» TO BE DONE
Output every line below without omitting or altering anything.

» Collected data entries

____________

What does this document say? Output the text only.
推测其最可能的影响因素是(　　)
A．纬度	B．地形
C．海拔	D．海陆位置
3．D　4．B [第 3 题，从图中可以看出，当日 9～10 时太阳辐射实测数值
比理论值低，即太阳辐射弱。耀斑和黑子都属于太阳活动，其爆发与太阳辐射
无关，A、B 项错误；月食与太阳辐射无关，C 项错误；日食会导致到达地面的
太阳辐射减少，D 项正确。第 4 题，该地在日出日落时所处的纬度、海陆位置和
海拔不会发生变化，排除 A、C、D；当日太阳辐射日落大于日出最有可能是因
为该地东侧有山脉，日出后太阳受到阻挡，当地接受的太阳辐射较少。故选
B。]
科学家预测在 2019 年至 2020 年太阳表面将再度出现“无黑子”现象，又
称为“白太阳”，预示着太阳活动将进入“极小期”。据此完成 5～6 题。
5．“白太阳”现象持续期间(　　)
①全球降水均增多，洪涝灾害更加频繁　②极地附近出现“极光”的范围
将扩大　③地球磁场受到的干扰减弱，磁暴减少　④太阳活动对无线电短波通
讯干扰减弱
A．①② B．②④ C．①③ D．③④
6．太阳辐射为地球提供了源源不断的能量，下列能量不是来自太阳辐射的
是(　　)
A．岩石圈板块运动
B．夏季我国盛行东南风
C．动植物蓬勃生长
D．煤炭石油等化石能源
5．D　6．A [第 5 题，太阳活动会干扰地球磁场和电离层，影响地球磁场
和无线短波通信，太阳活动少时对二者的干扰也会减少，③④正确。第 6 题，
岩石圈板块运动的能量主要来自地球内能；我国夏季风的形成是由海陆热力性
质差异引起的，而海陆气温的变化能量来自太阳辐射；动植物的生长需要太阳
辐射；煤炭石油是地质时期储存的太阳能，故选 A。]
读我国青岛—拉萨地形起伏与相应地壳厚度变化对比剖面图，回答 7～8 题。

____________

» THE ANSWER
What does this document say? Output the text only.
推测其最可能的影响因素是(　　)
A．纬度	B．地形
C．海拔	D．海陆位置
3．D　4．B [第 3 题，从图中可以看出，当日 9～10 时太阳辐射实测数值
比理论值低，即太阳辐射弱。耀斑和黑子都属于太阳活动，其爆发与太阳辐射
无关，A、B 项错误；月食与太阳辐射无关，C 项错误；日食会导致到达地面的
太阳辐射减少，D 项正确。第 4 题，该地在日出日落时所处的纬度、海陆位置和
海拔不会发生变化，排除 A、C、D；当日太阳辐射日落大于日出最有可能是因
为该地东侧有山脉，日出后太阳受到阻挡，当地接受的太阳辐射较少。故选
B。]
科学家预测在 2019 年至 2020 年太阳表面将再度出现“无黑子”现象，又
称为“白太阳”，预示着太阳活动将进入“极小期”。据此完成 5～6 题。
5．“白太阳”现象持续期间(　　)
①全球降水均增多，洪涝灾害更加频繁　②极地附近出现“极光”的范围
将扩大　③地球磁场受到的干扰减弱，磁暴减少　④太阳活动对无线电短波通
讯干扰减弱
A．①② B．②④ C．①③ D．③④
6．太阳辐射为地球提供了源源不断的能量，下列能量不是来自太阳辐射的
是(　　)
A．岩石圈板块运动
B．夏季我国盛行东南风
C．动植物蓬勃生长
D．煤炭石油等化石能源
5．D　6．A [第 5 题，太阳活动会干扰地球磁场和电离层，影响地球磁场
和无线短波通信，太阳活动少时对二者的干扰也会减少，③④正确。第 6 题，
岩石圈板块运动的能量主要来自地球内能；我国夏季风的形成是由海陆热力性
质差异引起的，而海陆气温的变化能量来自太阳辐射；动植物的生长需要太阳
辐射；煤炭石油是地质时期储存的太阳能，故选 A。]
读我国青岛—拉萨地形起伏与相应地壳厚度变化对比剖面图，回答 7～8 题。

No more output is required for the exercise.